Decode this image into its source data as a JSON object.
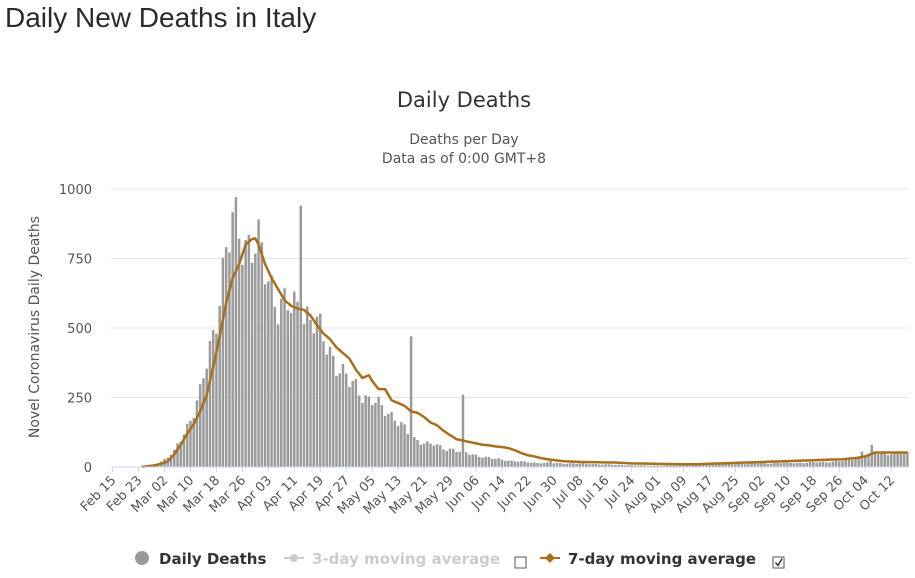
{
  "page": {
    "title": "Daily New Deaths in Italy"
  },
  "chart_data": {
    "type": "bar",
    "title": "Daily Deaths",
    "subtitle_line1": "Deaths per Day",
    "subtitle_line2": "Data as of 0:00 GMT+8",
    "ylabel": "Novel Coronavirus Daily Deaths",
    "xlabel": "",
    "ylim": [
      0,
      1000
    ],
    "yticks": [
      {
        "value": 0,
        "label": "0"
      },
      {
        "value": 250,
        "label": "250"
      },
      {
        "value": 500,
        "label": "500"
      },
      {
        "value": 750,
        "label": "750"
      },
      {
        "value": 1000,
        "label": "1000"
      }
    ],
    "start_date": "2020-02-15",
    "end_date": "2020-10-17",
    "xticks": [
      "Feb 15",
      "Feb 23",
      "Mar 02",
      "Mar 10",
      "Mar 18",
      "Mar 26",
      "Apr 03",
      "Apr 11",
      "Apr 19",
      "Apr 27",
      "May 05",
      "May 13",
      "May 21",
      "May 29",
      "Jun 06",
      "Jun 14",
      "Jun 22",
      "Jun 30",
      "Jul 08",
      "Jul 16",
      "Jul 24",
      "Aug 01",
      "Aug 09",
      "Aug 17",
      "Aug 25",
      "Sep 02",
      "Sep 10",
      "Sep 18",
      "Sep 26",
      "Oct 04",
      "Oct 12"
    ],
    "grid": true,
    "legend_position": "bottom-center",
    "legend": [
      {
        "name": "Daily Deaths",
        "enabled": true
      },
      {
        "name": "3-day moving average",
        "enabled": false,
        "checked": false
      },
      {
        "name": "7-day moving average",
        "enabled": true,
        "checked": true
      }
    ],
    "colors": {
      "bars": "#9a9a9a",
      "ma7": "#a8701a",
      "ma3_disabled": "#cccccc",
      "grid": "#e6e6e6",
      "axis": "#333333"
    },
    "anchors": [
      [
        0,
        0
      ],
      [
        6,
        0
      ],
      [
        7,
        1
      ],
      [
        9,
        2
      ],
      [
        11,
        5
      ],
      [
        13,
        9
      ],
      [
        15,
        20
      ],
      [
        17,
        35
      ],
      [
        19,
        55
      ],
      [
        21,
        100
      ],
      [
        23,
        150
      ],
      [
        25,
        200
      ],
      [
        27,
        260
      ],
      [
        29,
        370
      ],
      [
        31,
        480
      ],
      [
        33,
        640
      ],
      [
        35,
        760
      ],
      [
        37,
        860
      ],
      [
        39,
        850
      ],
      [
        41,
        820
      ],
      [
        43,
        810
      ],
      [
        45,
        780
      ],
      [
        47,
        700
      ],
      [
        49,
        650
      ],
      [
        51,
        600
      ],
      [
        53,
        580
      ],
      [
        55,
        560
      ],
      [
        57,
        570
      ],
      [
        59,
        560
      ],
      [
        61,
        540
      ],
      [
        63,
        500
      ],
      [
        65,
        460
      ],
      [
        67,
        420
      ],
      [
        69,
        380
      ],
      [
        71,
        330
      ],
      [
        73,
        300
      ],
      [
        75,
        290
      ],
      [
        77,
        270
      ],
      [
        79,
        240
      ],
      [
        81,
        230
      ],
      [
        83,
        210
      ],
      [
        85,
        200
      ],
      [
        87,
        180
      ],
      [
        89,
        150
      ],
      [
        91,
        120
      ],
      [
        93,
        100
      ],
      [
        95,
        95
      ],
      [
        97,
        85
      ],
      [
        99,
        80
      ],
      [
        101,
        70
      ],
      [
        103,
        65
      ],
      [
        105,
        65
      ],
      [
        107,
        55
      ],
      [
        109,
        50
      ],
      [
        111,
        45
      ],
      [
        113,
        40
      ],
      [
        115,
        35
      ],
      [
        117,
        30
      ],
      [
        119,
        28
      ],
      [
        121,
        25
      ],
      [
        123,
        22
      ],
      [
        125,
        20
      ],
      [
        127,
        18
      ],
      [
        129,
        16
      ],
      [
        131,
        15
      ],
      [
        135,
        14
      ],
      [
        140,
        13
      ],
      [
        145,
        12
      ],
      [
        150,
        10
      ],
      [
        155,
        8
      ],
      [
        160,
        6
      ],
      [
        165,
        5
      ],
      [
        170,
        5
      ],
      [
        175,
        6
      ],
      [
        180,
        7
      ],
      [
        185,
        9
      ],
      [
        190,
        10
      ],
      [
        195,
        12
      ],
      [
        200,
        13
      ],
      [
        205,
        14
      ],
      [
        210,
        15
      ],
      [
        215,
        16
      ],
      [
        220,
        18
      ],
      [
        225,
        22
      ],
      [
        229,
        30
      ],
      [
        233,
        45
      ],
      [
        235,
        50
      ]
    ],
    "ma7_anchors": [
      [
        0,
        0
      ],
      [
        6,
        0
      ],
      [
        10,
        2
      ],
      [
        13,
        6
      ],
      [
        15,
        12
      ],
      [
        17,
        20
      ],
      [
        19,
        45
      ],
      [
        21,
        80
      ],
      [
        23,
        120
      ],
      [
        25,
        155
      ],
      [
        27,
        200
      ],
      [
        29,
        260
      ],
      [
        31,
        360
      ],
      [
        33,
        470
      ],
      [
        35,
        590
      ],
      [
        37,
        680
      ],
      [
        39,
        730
      ],
      [
        41,
        800
      ],
      [
        43,
        820
      ],
      [
        44,
        822
      ],
      [
        45,
        800
      ],
      [
        47,
        730
      ],
      [
        49,
        680
      ],
      [
        51,
        640
      ],
      [
        53,
        600
      ],
      [
        55,
        580
      ],
      [
        57,
        570
      ],
      [
        59,
        565
      ],
      [
        61,
        545
      ],
      [
        63,
        510
      ],
      [
        65,
        480
      ],
      [
        67,
        460
      ],
      [
        69,
        430
      ],
      [
        71,
        410
      ],
      [
        73,
        390
      ],
      [
        75,
        350
      ],
      [
        77,
        320
      ],
      [
        79,
        330
      ],
      [
        80,
        310
      ],
      [
        82,
        280
      ],
      [
        84,
        280
      ],
      [
        86,
        240
      ],
      [
        88,
        230
      ],
      [
        90,
        220
      ],
      [
        92,
        200
      ],
      [
        94,
        195
      ],
      [
        96,
        180
      ],
      [
        98,
        160
      ],
      [
        100,
        150
      ],
      [
        102,
        130
      ],
      [
        104,
        115
      ],
      [
        106,
        100
      ],
      [
        108,
        95
      ],
      [
        110,
        90
      ],
      [
        112,
        85
      ],
      [
        114,
        80
      ],
      [
        116,
        78
      ],
      [
        118,
        74
      ],
      [
        120,
        72
      ],
      [
        122,
        68
      ],
      [
        124,
        60
      ],
      [
        126,
        50
      ],
      [
        128,
        42
      ],
      [
        130,
        38
      ],
      [
        132,
        32
      ],
      [
        134,
        28
      ],
      [
        136,
        25
      ],
      [
        138,
        22
      ],
      [
        140,
        20
      ],
      [
        145,
        18
      ],
      [
        150,
        17
      ],
      [
        155,
        16
      ],
      [
        160,
        13
      ],
      [
        165,
        12
      ],
      [
        170,
        11
      ],
      [
        175,
        10
      ],
      [
        180,
        10
      ],
      [
        185,
        12
      ],
      [
        190,
        14
      ],
      [
        195,
        16
      ],
      [
        200,
        18
      ],
      [
        205,
        20
      ],
      [
        210,
        22
      ],
      [
        215,
        24
      ],
      [
        220,
        26
      ],
      [
        225,
        28
      ],
      [
        229,
        32
      ],
      [
        232,
        38
      ],
      [
        235,
        52
      ]
    ],
    "spikes": [
      [
        58,
        940
      ],
      [
        92,
        470
      ],
      [
        108,
        260
      ],
      [
        135,
        30
      ],
      [
        231,
        55
      ],
      [
        234,
        80
      ]
    ]
  }
}
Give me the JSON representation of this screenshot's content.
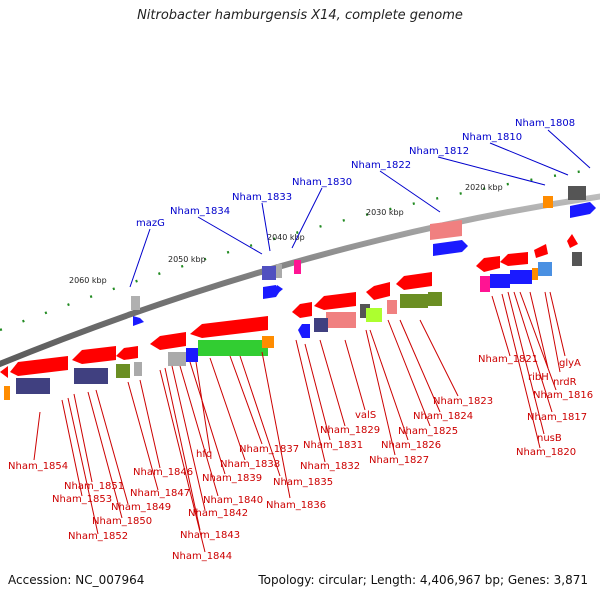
{
  "title": "Nitrobacter hamburgensis X14, complete genome",
  "footer": {
    "accession": "Accession: NC_007964",
    "topology": "Topology: circular; Length: 4,406,967 bp; Genes: 3,871"
  },
  "colors": {
    "backbone": "#808080",
    "forward_gene": "#ff0000",
    "reverse_gene": "#ff0000",
    "label_blue": "#0000cc",
    "label_red": "#cc0000",
    "tick": "#228b22"
  },
  "scale_labels": [
    "2020 kbp",
    "2030 kbp",
    "2040 kbp",
    "2050 kbp",
    "2060 kbp"
  ],
  "top_genes": [
    "Nham_1808",
    "Nham_1810",
    "Nham_1812",
    "Nham_1822",
    "Nham_1830",
    "Nham_1833",
    "Nham_1834",
    "mazG"
  ],
  "bottom_genes": [
    "glyA",
    "nrdR",
    "ribH",
    "Nham_1821",
    "Nham_1816",
    "Nham_1817",
    "nusB",
    "Nham_1820",
    "Nham_1823",
    "Nham_1824",
    "Nham_1825",
    "Nham_1826",
    "Nham_1827",
    "valS",
    "Nham_1829",
    "Nham_1831",
    "Nham_1832",
    "Nham_1836",
    "Nham_1835",
    "Nham_1837",
    "Nham_1838",
    "hfq",
    "Nham_1839",
    "Nham_1840",
    "Nham_1842",
    "Nham_1843",
    "Nham_1844",
    "Nham_1846",
    "Nham_1847",
    "Nham_1849",
    "Nham_1850",
    "Nham_1851",
    "Nham_1852",
    "Nham_1853",
    "Nham_1854"
  ]
}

────────────────────────────────────────

ACTIVITY:
Set out nothing but the lines from the line with "Give me the" through the end of the material, reproduced exactly, both ends included, pictures omitted.

SOLVED EXERCISE:
Give me the JSON representation of this screenshot's content.
{
  "title": "Nitrobacter hamburgensis X14, complete genome",
  "footer": {
    "accession": "Accession: NC_007964",
    "topology": "Topology: circular; Length: 4,406,967 bp; Genes: 3,871"
  },
  "colors": {
    "backbone": "#808080",
    "forward_gene": "#ff0000",
    "reverse_gene": "#ff0000",
    "label_blue": "#0000cc",
    "label_red": "#cc0000",
    "tick": "#228b22"
  },
  "scale_labels": [
    "2020 kbp",
    "2030 kbp",
    "2040 kbp",
    "2050 kbp",
    "2060 kbp"
  ],
  "top_genes": [
    "Nham_1808",
    "Nham_1810",
    "Nham_1812",
    "Nham_1822",
    "Nham_1830",
    "Nham_1833",
    "Nham_1834",
    "mazG"
  ],
  "bottom_genes": [
    "glyA",
    "nrdR",
    "ribH",
    "Nham_1821",
    "Nham_1816",
    "Nham_1817",
    "nusB",
    "Nham_1820",
    "Nham_1823",
    "Nham_1824",
    "Nham_1825",
    "Nham_1826",
    "Nham_1827",
    "valS",
    "Nham_1829",
    "Nham_1831",
    "Nham_1832",
    "Nham_1836",
    "Nham_1835",
    "Nham_1837",
    "Nham_1838",
    "hfq",
    "Nham_1839",
    "Nham_1840",
    "Nham_1842",
    "Nham_1843",
    "Nham_1844",
    "Nham_1846",
    "Nham_1847",
    "Nham_1849",
    "Nham_1850",
    "Nham_1851",
    "Nham_1852",
    "Nham_1853",
    "Nham_1854"
  ]
}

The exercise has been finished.